WRITTEN INSTRUCTION »
Would you retype all of these records exactly?

══════

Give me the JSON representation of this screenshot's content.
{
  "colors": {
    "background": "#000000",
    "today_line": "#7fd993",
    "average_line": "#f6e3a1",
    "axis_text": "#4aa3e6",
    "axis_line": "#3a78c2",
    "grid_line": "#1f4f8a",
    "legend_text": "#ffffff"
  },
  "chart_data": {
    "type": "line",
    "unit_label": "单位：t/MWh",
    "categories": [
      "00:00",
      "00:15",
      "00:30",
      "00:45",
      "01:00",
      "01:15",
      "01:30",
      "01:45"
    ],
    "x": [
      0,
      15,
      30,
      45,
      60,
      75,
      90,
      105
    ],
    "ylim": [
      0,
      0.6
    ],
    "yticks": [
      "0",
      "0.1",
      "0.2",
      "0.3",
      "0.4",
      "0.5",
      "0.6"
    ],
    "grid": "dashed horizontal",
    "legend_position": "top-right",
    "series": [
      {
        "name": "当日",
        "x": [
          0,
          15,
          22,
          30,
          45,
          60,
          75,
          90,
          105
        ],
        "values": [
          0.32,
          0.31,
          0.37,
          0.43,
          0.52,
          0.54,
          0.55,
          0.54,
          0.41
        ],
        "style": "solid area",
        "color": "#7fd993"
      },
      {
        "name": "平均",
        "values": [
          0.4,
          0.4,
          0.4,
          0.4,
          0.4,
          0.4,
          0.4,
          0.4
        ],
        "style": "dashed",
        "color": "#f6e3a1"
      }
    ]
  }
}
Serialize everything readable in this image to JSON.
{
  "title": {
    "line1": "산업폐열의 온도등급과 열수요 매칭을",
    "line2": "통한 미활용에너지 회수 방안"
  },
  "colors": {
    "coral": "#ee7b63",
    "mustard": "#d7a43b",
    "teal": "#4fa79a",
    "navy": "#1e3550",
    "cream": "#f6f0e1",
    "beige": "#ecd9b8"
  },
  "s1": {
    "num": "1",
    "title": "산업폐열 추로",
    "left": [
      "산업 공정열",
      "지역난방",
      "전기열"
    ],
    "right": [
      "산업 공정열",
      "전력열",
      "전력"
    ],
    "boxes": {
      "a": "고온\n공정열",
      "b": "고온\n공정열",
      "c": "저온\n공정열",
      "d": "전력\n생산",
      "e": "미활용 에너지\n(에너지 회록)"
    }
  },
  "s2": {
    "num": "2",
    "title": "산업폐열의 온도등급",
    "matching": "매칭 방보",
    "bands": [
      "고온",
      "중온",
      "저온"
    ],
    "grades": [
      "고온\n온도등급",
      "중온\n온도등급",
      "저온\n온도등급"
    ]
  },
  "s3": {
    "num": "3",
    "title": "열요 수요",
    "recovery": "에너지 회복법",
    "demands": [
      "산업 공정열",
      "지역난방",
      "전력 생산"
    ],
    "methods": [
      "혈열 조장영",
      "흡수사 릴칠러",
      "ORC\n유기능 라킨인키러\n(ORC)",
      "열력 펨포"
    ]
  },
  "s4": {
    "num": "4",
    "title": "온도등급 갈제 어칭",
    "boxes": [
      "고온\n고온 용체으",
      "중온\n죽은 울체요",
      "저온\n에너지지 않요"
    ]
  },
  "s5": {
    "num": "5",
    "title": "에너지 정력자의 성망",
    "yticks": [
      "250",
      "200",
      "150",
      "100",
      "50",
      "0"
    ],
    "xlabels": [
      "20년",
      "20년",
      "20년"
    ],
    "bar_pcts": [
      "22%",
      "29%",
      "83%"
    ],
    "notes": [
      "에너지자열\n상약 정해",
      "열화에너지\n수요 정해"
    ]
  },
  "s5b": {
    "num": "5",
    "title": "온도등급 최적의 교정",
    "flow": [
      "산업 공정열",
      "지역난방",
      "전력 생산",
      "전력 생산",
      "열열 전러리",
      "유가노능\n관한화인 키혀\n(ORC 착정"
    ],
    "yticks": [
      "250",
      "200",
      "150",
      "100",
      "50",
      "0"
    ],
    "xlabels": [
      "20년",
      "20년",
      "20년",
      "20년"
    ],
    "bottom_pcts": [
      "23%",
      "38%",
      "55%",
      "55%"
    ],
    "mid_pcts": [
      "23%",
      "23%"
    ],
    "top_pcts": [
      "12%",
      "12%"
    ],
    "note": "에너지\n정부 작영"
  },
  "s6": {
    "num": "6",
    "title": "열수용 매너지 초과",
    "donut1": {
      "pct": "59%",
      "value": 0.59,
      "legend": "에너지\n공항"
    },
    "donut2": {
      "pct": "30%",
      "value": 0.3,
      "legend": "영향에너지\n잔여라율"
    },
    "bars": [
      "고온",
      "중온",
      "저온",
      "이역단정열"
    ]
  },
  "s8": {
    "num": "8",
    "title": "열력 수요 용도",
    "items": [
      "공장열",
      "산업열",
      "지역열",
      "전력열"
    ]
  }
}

══════

WORKED ANSWER »
Give me the JSON representation of this screenshot's content.
{
  "colors": {
    "background": "#000000",
    "today_line": "#7fd993",
    "average_line": "#f6e3a1",
    "axis_text": "#4aa3e6",
    "axis_line": "#3a78c2",
    "grid_line": "#1f4f8a",
    "legend_text": "#ffffff"
  },
  "chart_data": {
    "type": "line",
    "unit_label": "单位：t/MWh",
    "categories": [
      "00:00",
      "00:15",
      "00:30",
      "00:45",
      "01:00",
      "01:15",
      "01:30",
      "01:45"
    ],
    "x": [
      0,
      15,
      30,
      45,
      60,
      75,
      90,
      105
    ],
    "ylim": [
      0,
      0.6
    ],
    "yticks": [
      "0",
      "0.1",
      "0.2",
      "0.3",
      "0.4",
      "0.5",
      "0.6"
    ],
    "grid": "dashed horizontal",
    "legend_position": "top-right",
    "series": [
      {
        "name": "当日",
        "x": [
          0,
          15,
          22,
          30,
          45,
          60,
          75,
          90,
          105
        ],
        "values": [
          0.32,
          0.31,
          0.37,
          0.43,
          0.52,
          0.54,
          0.55,
          0.54,
          0.41
        ],
        "style": "solid area",
        "color": "#7fd993"
      },
      {
        "name": "平均",
        "values": [
          0.4,
          0.4,
          0.4,
          0.4,
          0.4,
          0.4,
          0.4,
          0.4
        ],
        "style": "dashed",
        "color": "#f6e3a1"
      }
    ]
  }
}
Serialize everything readable in this image to JSON.
{
  "title": {
    "line1": "산업폐열의 온도등급과 열수요 매칭을",
    "line2": "통한 미활용에너지 회수 방안"
  },
  "colors": {
    "coral": "#ee7b63",
    "mustard": "#d7a43b",
    "teal": "#4fa79a",
    "navy": "#1e3550",
    "cream": "#f6f0e1",
    "beige": "#ecd9b8"
  },
  "s1": {
    "num": "1",
    "title": "산업폐열 추로",
    "left": [
      "산업 공정열",
      "지역난방",
      "전기열"
    ],
    "right": [
      "산업 공정열",
      "전력열",
      "전력"
    ],
    "boxes": {
      "a": "고온\n공정열",
      "b": "고온\n공정열",
      "c": "저온\n공정열",
      "d": "전력\n생산",
      "e": "미활용 에너지\n(에너지 회록)"
    }
  },
  "s2": {
    "num": "2",
    "title": "산업폐열의 온도등급",
    "matching": "매칭 방보",
    "bands": [
      "고온",
      "중온",
      "저온"
    ],
    "grades": [
      "고온\n온도등급",
      "중온\n온도등급",
      "저온\n온도등급"
    ]
  },
  "s3": {
    "num": "3",
    "title": "열요 수요",
    "recovery": "에너지 회복법",
    "demands": [
      "산업 공정열",
      "지역난방",
      "전력 생산"
    ],
    "methods": [
      "혈열 조장영",
      "흡수사 릴칠러",
      "ORC\n유기능 라킨인키러\n(ORC)",
      "열력 펨포"
    ]
  },
  "s4": {
    "num": "4",
    "title": "온도등급 갈제 어칭",
    "boxes": [
      "고온\n고온 용체으",
      "중온\n죽은 울체요",
      "저온\n에너지지 않요"
    ]
  },
  "s5": {
    "num": "5",
    "title": "에너지 정력자의 성망",
    "yticks": [
      "250",
      "200",
      "150",
      "100",
      "50",
      "0"
    ],
    "xlabels": [
      "20년",
      "20년",
      "20년"
    ],
    "bar_pcts": [
      "22%",
      "29%",
      "83%"
    ],
    "notes": [
      "에너지자열\n상약 정해",
      "열화에너지\n수요 정해"
    ]
  },
  "s5b": {
    "num": "5",
    "title": "온도등급 최적의 교정",
    "flow": [
      "산업 공정열",
      "지역난방",
      "전력 생산",
      "전력 생산",
      "열열 전러리",
      "유가노능\n관한화인 키혀\n(ORC 착정"
    ],
    "yticks": [
      "250",
      "200",
      "150",
      "100",
      "50",
      "0"
    ],
    "xlabels": [
      "20년",
      "20년",
      "20년",
      "20년"
    ],
    "bottom_pcts": [
      "23%",
      "38%",
      "55%",
      "55%"
    ],
    "mid_pcts": [
      "23%",
      "23%"
    ],
    "top_pcts": [
      "12%",
      "12%"
    ],
    "note": "에너지\n정부 작영"
  },
  "s6": {
    "num": "6",
    "title": "열수용 매너지 초과",
    "donut1": {
      "pct": "59%",
      "value": 0.59,
      "legend": "에너지\n공항"
    },
    "donut2": {
      "pct": "30%",
      "value": 0.3,
      "legend": "영향에너지\n잔여라율"
    },
    "bars": [
      "고온",
      "중온",
      "저온",
      "이역단정열"
    ]
  },
  "s8": {
    "num": "8",
    "title": "열력 수요 용도",
    "items": [
      "공장열",
      "산업열",
      "지역열",
      "전력열"
    ]
  }
}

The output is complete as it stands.